- [Brief]: Copy each record exactly as it reads, leaving out any pictures it holds.

- [Excerpted data]:

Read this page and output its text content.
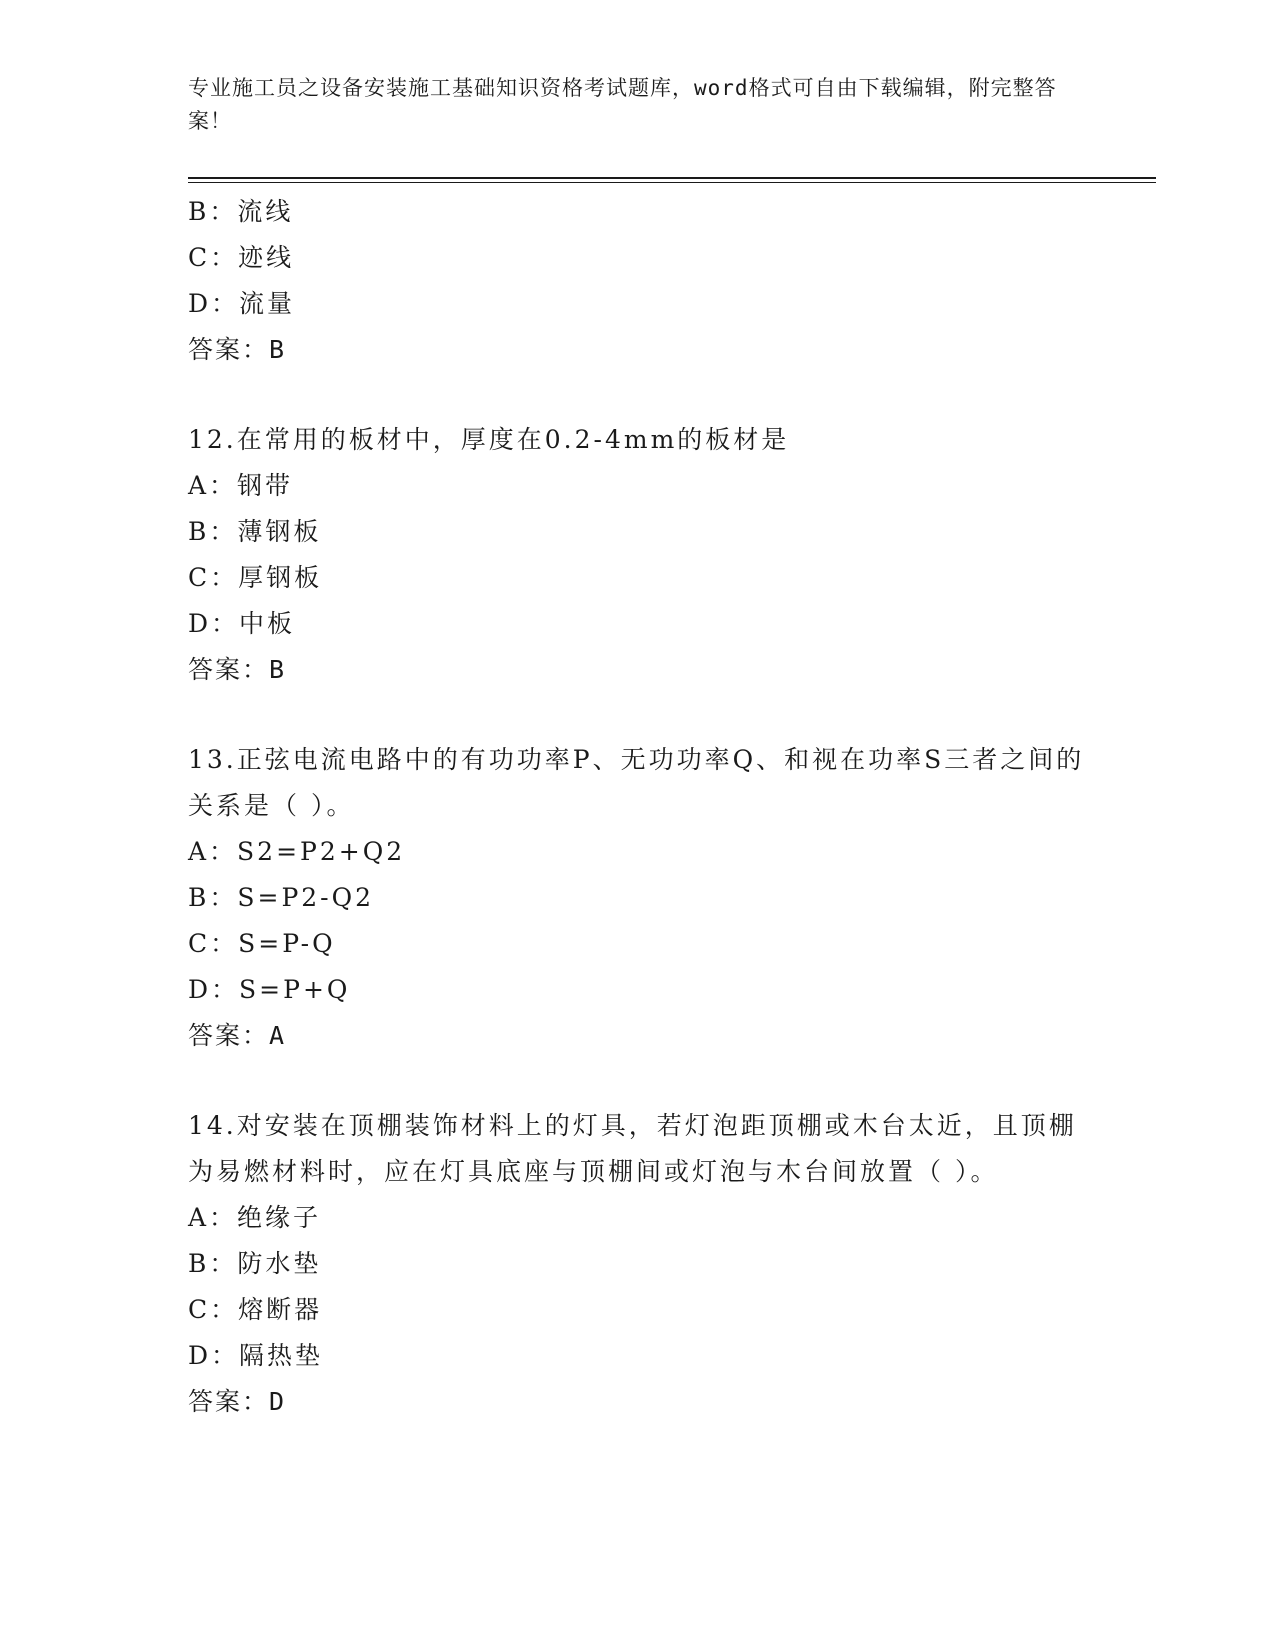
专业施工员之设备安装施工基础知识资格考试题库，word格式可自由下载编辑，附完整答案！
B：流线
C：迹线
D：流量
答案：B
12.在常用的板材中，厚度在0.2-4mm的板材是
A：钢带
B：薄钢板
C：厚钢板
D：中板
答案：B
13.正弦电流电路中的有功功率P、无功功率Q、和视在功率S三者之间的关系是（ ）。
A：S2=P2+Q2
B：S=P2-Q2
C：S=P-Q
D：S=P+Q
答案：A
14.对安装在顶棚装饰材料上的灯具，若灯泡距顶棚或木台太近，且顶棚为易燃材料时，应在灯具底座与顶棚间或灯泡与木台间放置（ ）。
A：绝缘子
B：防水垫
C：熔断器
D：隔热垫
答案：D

- [Exercise answer]:
Read this page and output its text content.
专业施工员之设备安装施工基础知识资格考试题库，word格式可自由下载编辑，附完整答案！
B：流线
C：迹线
D：流量
答案：B
12.在常用的板材中，厚度在0.2-4mm的板材是
A：钢带
B：薄钢板
C：厚钢板
D：中板
答案：B
13.正弦电流电路中的有功功率P、无功功率Q、和视在功率S三者之间的关系是（ ）。
A：S2=P2+Q2
B：S=P2-Q2
C：S=P-Q
D：S=P+Q
答案：A
14.对安装在顶棚装饰材料上的灯具，若灯泡距顶棚或木台太近，且顶棚为易燃材料时，应在灯具底座与顶棚间或灯泡与木台间放置（ ）。
A：绝缘子
B：防水垫
C：熔断器
D：隔热垫
答案：D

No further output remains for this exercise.